- _GOAL_
Gather each line of the entries below that includes "this".
***** PROVIDED DATA
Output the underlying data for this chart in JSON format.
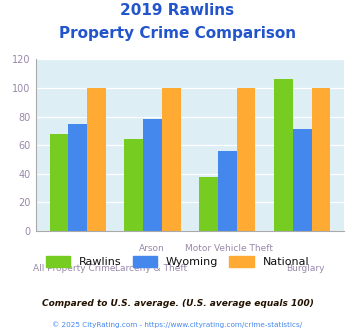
{
  "title_line1": "2019 Rawlins",
  "title_line2": "Property Crime Comparison",
  "cat_labels_top": [
    "",
    "Arson",
    "",
    "Motor Vehicle Theft",
    "",
    ""
  ],
  "cat_labels_bot": [
    "All Property Crime",
    "",
    "Larceny & Theft",
    "",
    "Burglary",
    ""
  ],
  "rawlins_values": [
    68,
    64,
    38,
    106
  ],
  "wyoming_values": [
    75,
    78,
    56,
    71
  ],
  "national_values": [
    100,
    100,
    100,
    100
  ],
  "rawlins_color": "#77cc22",
  "wyoming_color": "#4488ee",
  "national_color": "#ffaa33",
  "ylim": [
    0,
    120
  ],
  "yticks": [
    0,
    20,
    40,
    60,
    80,
    100,
    120
  ],
  "plot_bg_color": "#ddeef5",
  "title_color": "#2255cc",
  "axis_label_color": "#9988aa",
  "legend_label_color": "#111111",
  "legend_labels": [
    "Rawlins",
    "Wyoming",
    "National"
  ],
  "footer_text": "Compared to U.S. average. (U.S. average equals 100)",
  "footer2_text": "© 2025 CityRating.com - https://www.cityrating.com/crime-statistics/",
  "footer_color": "#221100",
  "footer2_color": "#4488ee",
  "title_fontsize": 11,
  "bar_width": 0.25
}
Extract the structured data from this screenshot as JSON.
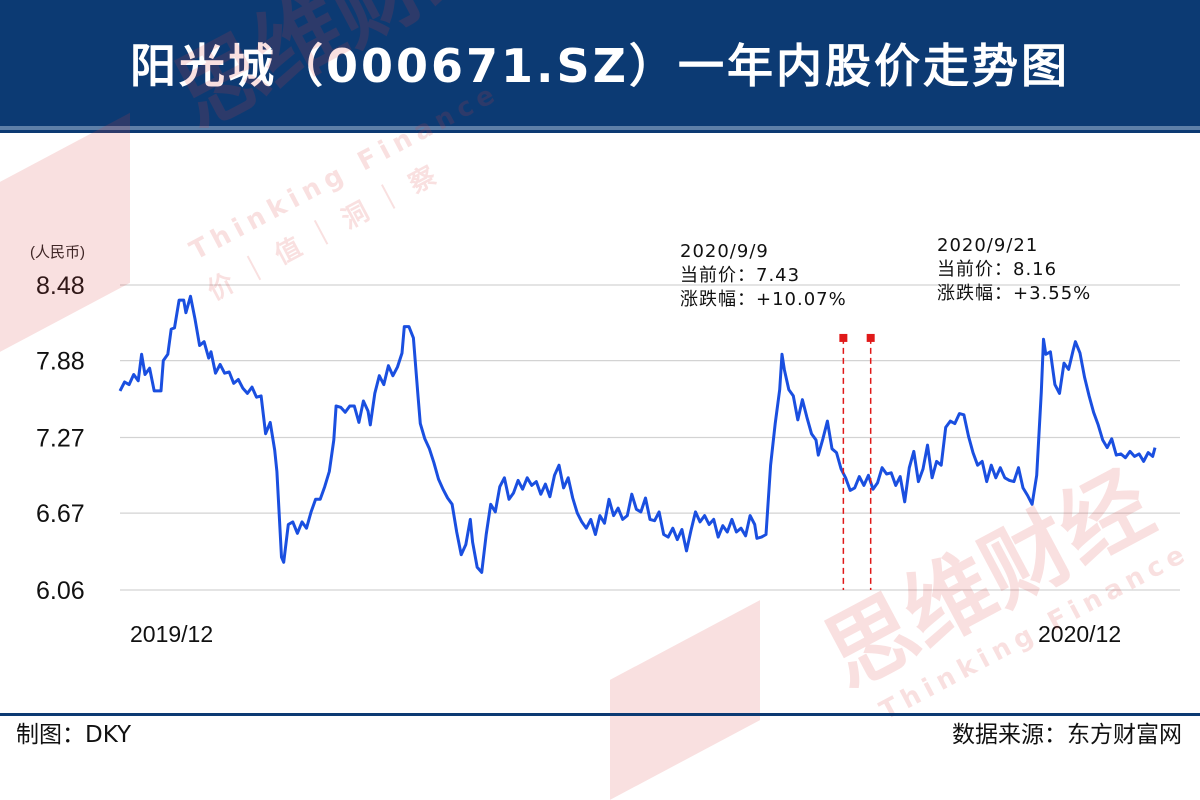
{
  "title": "阳光城（000671.SZ）一年内股价走势图",
  "unit_label": "(人民币)",
  "footer": {
    "maker": "制图：DKY",
    "source": "数据来源：东方财富网"
  },
  "watermark": {
    "brand": "思维财经",
    "slogan": "Thinking Finance",
    "tagline": "价｜值｜洞｜察"
  },
  "colors": {
    "header_bg": "#0c3a73",
    "line": "#1a4fe0",
    "marker": "#e01919",
    "grid": "#d3d3d3"
  },
  "annotations": [
    {
      "date": "2020/9/9",
      "price_label": "当前价：7.43",
      "change_label": "涨跌幅：+10.07%"
    },
    {
      "date": "2020/9/21",
      "price_label": "当前价：8.16",
      "change_label": "涨跌幅：+3.55%"
    }
  ],
  "chart_data": {
    "type": "line",
    "y_ticks": [
      "8.48",
      "7.88",
      "7.27",
      "6.67",
      "6.06"
    ],
    "ylim": [
      6.06,
      8.48
    ],
    "x_labels": [
      "2019/12",
      "2020/12"
    ],
    "grid": true,
    "markers": [
      {
        "x": 0.6989,
        "y": 8.06
      },
      {
        "x": 0.7253,
        "y": 8.06
      }
    ],
    "series": [
      {
        "values": [
          [
            0.0,
            7.64
          ],
          [
            0.0044,
            7.71
          ],
          [
            0.0088,
            7.69
          ],
          [
            0.0132,
            7.77
          ],
          [
            0.0176,
            7.72
          ],
          [
            0.0209,
            7.93
          ],
          [
            0.0242,
            7.77
          ],
          [
            0.0286,
            7.82
          ],
          [
            0.033,
            7.64
          ],
          [
            0.0396,
            7.64
          ],
          [
            0.0418,
            7.88
          ],
          [
            0.0462,
            7.93
          ],
          [
            0.0495,
            8.13
          ],
          [
            0.0527,
            8.14
          ],
          [
            0.0571,
            8.36
          ],
          [
            0.0615,
            8.36
          ],
          [
            0.0637,
            8.26
          ],
          [
            0.0681,
            8.39
          ],
          [
            0.0725,
            8.21
          ],
          [
            0.0769,
            8.0
          ],
          [
            0.0813,
            8.03
          ],
          [
            0.0857,
            7.9
          ],
          [
            0.0879,
            7.95
          ],
          [
            0.0923,
            7.78
          ],
          [
            0.0967,
            7.85
          ],
          [
            0.1011,
            7.78
          ],
          [
            0.1055,
            7.79
          ],
          [
            0.1099,
            7.7
          ],
          [
            0.1143,
            7.73
          ],
          [
            0.1187,
            7.66
          ],
          [
            0.1231,
            7.62
          ],
          [
            0.1275,
            7.67
          ],
          [
            0.1319,
            7.59
          ],
          [
            0.1363,
            7.6
          ],
          [
            0.1407,
            7.3
          ],
          [
            0.1451,
            7.39
          ],
          [
            0.1495,
            7.17
          ],
          [
            0.1516,
            7.0
          ],
          [
            0.156,
            6.32
          ],
          [
            0.1582,
            6.28
          ],
          [
            0.1626,
            6.58
          ],
          [
            0.167,
            6.6
          ],
          [
            0.1714,
            6.51
          ],
          [
            0.1758,
            6.6
          ],
          [
            0.1802,
            6.55
          ],
          [
            0.1846,
            6.68
          ],
          [
            0.189,
            6.78
          ],
          [
            0.1934,
            6.78
          ],
          [
            0.1978,
            6.88
          ],
          [
            0.2022,
            7.0
          ],
          [
            0.2066,
            7.25
          ],
          [
            0.2088,
            7.52
          ],
          [
            0.2132,
            7.51
          ],
          [
            0.2176,
            7.47
          ],
          [
            0.222,
            7.52
          ],
          [
            0.2264,
            7.52
          ],
          [
            0.2308,
            7.39
          ],
          [
            0.2352,
            7.56
          ],
          [
            0.2396,
            7.48
          ],
          [
            0.2418,
            7.37
          ],
          [
            0.2462,
            7.62
          ],
          [
            0.2505,
            7.76
          ],
          [
            0.2549,
            7.69
          ],
          [
            0.2593,
            7.84
          ],
          [
            0.2637,
            7.76
          ],
          [
            0.2681,
            7.83
          ],
          [
            0.2725,
            7.94
          ],
          [
            0.2747,
            8.15
          ],
          [
            0.2791,
            8.15
          ],
          [
            0.2835,
            8.06
          ],
          [
            0.2879,
            7.6
          ],
          [
            0.2901,
            7.38
          ],
          [
            0.2945,
            7.26
          ],
          [
            0.2989,
            7.18
          ],
          [
            0.3033,
            7.07
          ],
          [
            0.3077,
            6.94
          ],
          [
            0.3121,
            6.86
          ],
          [
            0.3165,
            6.79
          ],
          [
            0.3209,
            6.74
          ],
          [
            0.3253,
            6.52
          ],
          [
            0.3297,
            6.34
          ],
          [
            0.3341,
            6.42
          ],
          [
            0.3385,
            6.62
          ],
          [
            0.3407,
            6.44
          ],
          [
            0.3451,
            6.24
          ],
          [
            0.3495,
            6.2
          ],
          [
            0.3538,
            6.5
          ],
          [
            0.3582,
            6.74
          ],
          [
            0.3626,
            6.68
          ],
          [
            0.367,
            6.88
          ],
          [
            0.3714,
            6.95
          ],
          [
            0.3758,
            6.78
          ],
          [
            0.3802,
            6.83
          ],
          [
            0.3846,
            6.93
          ],
          [
            0.389,
            6.86
          ],
          [
            0.3934,
            6.95
          ],
          [
            0.3978,
            6.89
          ],
          [
            0.4022,
            6.92
          ],
          [
            0.4066,
            6.82
          ],
          [
            0.411,
            6.9
          ],
          [
            0.4154,
            6.8
          ],
          [
            0.4198,
            6.97
          ],
          [
            0.4242,
            7.05
          ],
          [
            0.4286,
            6.87
          ],
          [
            0.433,
            6.95
          ],
          [
            0.4374,
            6.79
          ],
          [
            0.4418,
            6.67
          ],
          [
            0.4462,
            6.6
          ],
          [
            0.4505,
            6.55
          ],
          [
            0.4549,
            6.62
          ],
          [
            0.4593,
            6.5
          ],
          [
            0.4637,
            6.65
          ],
          [
            0.4681,
            6.59
          ],
          [
            0.4725,
            6.78
          ],
          [
            0.4769,
            6.65
          ],
          [
            0.4813,
            6.71
          ],
          [
            0.4857,
            6.62
          ],
          [
            0.4901,
            6.65
          ],
          [
            0.4945,
            6.82
          ],
          [
            0.4989,
            6.7
          ],
          [
            0.5033,
            6.68
          ],
          [
            0.5077,
            6.79
          ],
          [
            0.5121,
            6.62
          ],
          [
            0.5165,
            6.61
          ],
          [
            0.5209,
            6.68
          ],
          [
            0.5253,
            6.5
          ],
          [
            0.5297,
            6.48
          ],
          [
            0.5341,
            6.55
          ],
          [
            0.5385,
            6.46
          ],
          [
            0.5429,
            6.54
          ],
          [
            0.5473,
            6.37
          ],
          [
            0.5516,
            6.53
          ],
          [
            0.556,
            6.68
          ],
          [
            0.5604,
            6.6
          ],
          [
            0.5648,
            6.65
          ],
          [
            0.5692,
            6.58
          ],
          [
            0.5736,
            6.62
          ],
          [
            0.578,
            6.48
          ],
          [
            0.5824,
            6.57
          ],
          [
            0.5868,
            6.52
          ],
          [
            0.5912,
            6.62
          ],
          [
            0.5956,
            6.52
          ],
          [
            0.6,
            6.55
          ],
          [
            0.6044,
            6.49
          ],
          [
            0.6088,
            6.65
          ],
          [
            0.6132,
            6.58
          ],
          [
            0.6154,
            6.47
          ],
          [
            0.6198,
            6.48
          ],
          [
            0.6242,
            6.5
          ],
          [
            0.6286,
            7.05
          ],
          [
            0.633,
            7.38
          ],
          [
            0.6374,
            7.65
          ],
          [
            0.6396,
            7.93
          ],
          [
            0.6418,
            7.81
          ],
          [
            0.6462,
            7.65
          ],
          [
            0.6505,
            7.6
          ],
          [
            0.6549,
            7.41
          ],
          [
            0.6593,
            7.57
          ],
          [
            0.6637,
            7.43
          ],
          [
            0.6681,
            7.3
          ],
          [
            0.6725,
            7.25
          ],
          [
            0.6747,
            7.13
          ],
          [
            0.6791,
            7.26
          ],
          [
            0.6835,
            7.4
          ],
          [
            0.6879,
            7.18
          ],
          [
            0.6923,
            7.15
          ],
          [
            0.6967,
            7.02
          ],
          [
            0.7011,
            6.95
          ],
          [
            0.7055,
            6.85
          ],
          [
            0.7099,
            6.87
          ],
          [
            0.7143,
            6.96
          ],
          [
            0.7187,
            6.89
          ],
          [
            0.7231,
            6.97
          ],
          [
            0.7275,
            6.86
          ],
          [
            0.7319,
            6.91
          ],
          [
            0.7363,
            7.03
          ],
          [
            0.7407,
            6.98
          ],
          [
            0.7451,
            6.99
          ],
          [
            0.7495,
            6.89
          ],
          [
            0.7538,
            6.96
          ],
          [
            0.7582,
            6.76
          ],
          [
            0.7626,
            7.03
          ],
          [
            0.767,
            7.16
          ],
          [
            0.7714,
            6.92
          ],
          [
            0.7758,
            7.02
          ],
          [
            0.7802,
            7.21
          ],
          [
            0.7846,
            6.95
          ],
          [
            0.789,
            7.08
          ],
          [
            0.7934,
            7.05
          ],
          [
            0.7978,
            7.35
          ],
          [
            0.8022,
            7.4
          ],
          [
            0.8066,
            7.38
          ],
          [
            0.811,
            7.46
          ],
          [
            0.8154,
            7.45
          ],
          [
            0.8198,
            7.28
          ],
          [
            0.8242,
            7.15
          ],
          [
            0.8286,
            7.05
          ],
          [
            0.833,
            7.08
          ],
          [
            0.8374,
            6.92
          ],
          [
            0.8418,
            7.05
          ],
          [
            0.8462,
            6.95
          ],
          [
            0.8505,
            7.03
          ],
          [
            0.8549,
            6.95
          ],
          [
            0.8593,
            6.93
          ],
          [
            0.8637,
            6.92
          ],
          [
            0.8681,
            7.03
          ],
          [
            0.8725,
            6.87
          ],
          [
            0.8769,
            6.81
          ],
          [
            0.8813,
            6.74
          ],
          [
            0.8857,
            6.97
          ],
          [
            0.8901,
            7.63
          ],
          [
            0.8923,
            8.05
          ],
          [
            0.8945,
            7.93
          ],
          [
            0.8989,
            7.95
          ],
          [
            0.9033,
            7.69
          ],
          [
            0.9077,
            7.62
          ],
          [
            0.9121,
            7.86
          ],
          [
            0.9165,
            7.81
          ],
          [
            0.9209,
            7.96
          ],
          [
            0.9231,
            8.03
          ],
          [
            0.9275,
            7.94
          ],
          [
            0.9319,
            7.75
          ],
          [
            0.9363,
            7.6
          ],
          [
            0.9407,
            7.47
          ],
          [
            0.9451,
            7.37
          ],
          [
            0.9495,
            7.25
          ],
          [
            0.9538,
            7.19
          ],
          [
            0.9582,
            7.26
          ],
          [
            0.9626,
            7.13
          ],
          [
            0.967,
            7.14
          ],
          [
            0.9714,
            7.11
          ],
          [
            0.9758,
            7.16
          ],
          [
            0.9802,
            7.12
          ],
          [
            0.9846,
            7.14
          ],
          [
            0.989,
            7.08
          ],
          [
            0.9934,
            7.15
          ],
          [
            0.9978,
            7.12
          ],
          [
            1.0,
            7.19
          ]
        ]
      }
    ]
  }
}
**********
- _FULL ANSWER_
Output the underlying data for this chart in JSON format.
Extract the structured data from this screenshot as JSON.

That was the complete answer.